--- Start of MATERIAL PROVIDED ---
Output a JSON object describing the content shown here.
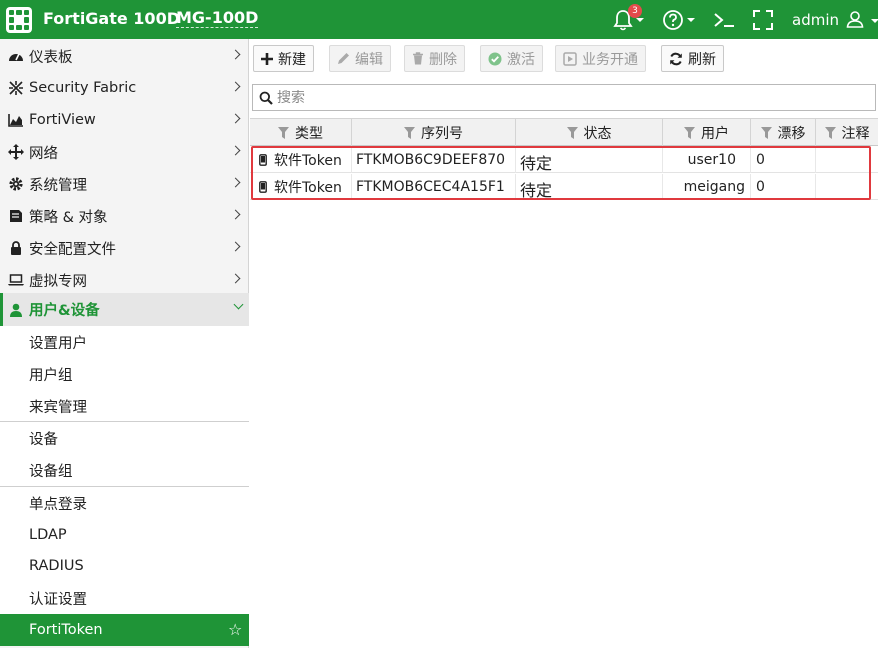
{
  "header": {
    "product": "FortiGate 100D",
    "hostname": "MG-100D",
    "notification_count": "3",
    "user": "admin",
    "bg_color": "#1f9437"
  },
  "sidebar": {
    "items": [
      {
        "label": "仪表板",
        "icon": "dashboard-icon"
      },
      {
        "label": "Security Fabric",
        "icon": "fabric-icon"
      },
      {
        "label": "FortiView",
        "icon": "chart-icon"
      },
      {
        "label": "网络",
        "icon": "network-icon"
      },
      {
        "label": "系统管理",
        "icon": "gear-icon"
      },
      {
        "label": "策略 & 对象",
        "icon": "policy-icon"
      },
      {
        "label": "安全配置文件",
        "icon": "lock-icon"
      },
      {
        "label": "虚拟专网",
        "icon": "laptop-icon"
      },
      {
        "label": "用户&设备",
        "icon": "user-icon"
      }
    ],
    "subitems": [
      "设置用户",
      "用户组",
      "来宾管理",
      "设备",
      "设备组",
      "单点登录",
      "LDAP",
      "RADIUS",
      "认证设置",
      "FortiToken"
    ]
  },
  "toolbar": {
    "new": "新建",
    "edit": "编辑",
    "delete": "删除",
    "activate": "激活",
    "provision": "业务开通",
    "refresh": "刷新"
  },
  "search": {
    "placeholder": "搜索",
    "value": ""
  },
  "table": {
    "columns": [
      "类型",
      "序列号",
      "状态",
      "用户",
      "漂移",
      "注释"
    ],
    "rows": [
      {
        "type": "软件Token",
        "serial": "FTKMOB6C9DEEF870",
        "status": "待定",
        "user": "user10",
        "drift": "0",
        "comment": ""
      },
      {
        "type": "软件Token",
        "serial": "FTKMOB6CEC4A15F1",
        "status": "待定",
        "user": "meigang",
        "drift": "0",
        "comment": ""
      }
    ]
  }
}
--- End of MATERIAL PROVIDED ---
- **THE REQUEST**
Copy every line of the material in which the word "serial" occurs.

- **SOLVED EXERCISE**
        "serial": "FTKMOB6C9DEEF870",
        "serial": "FTKMOB6CEC4A15F1",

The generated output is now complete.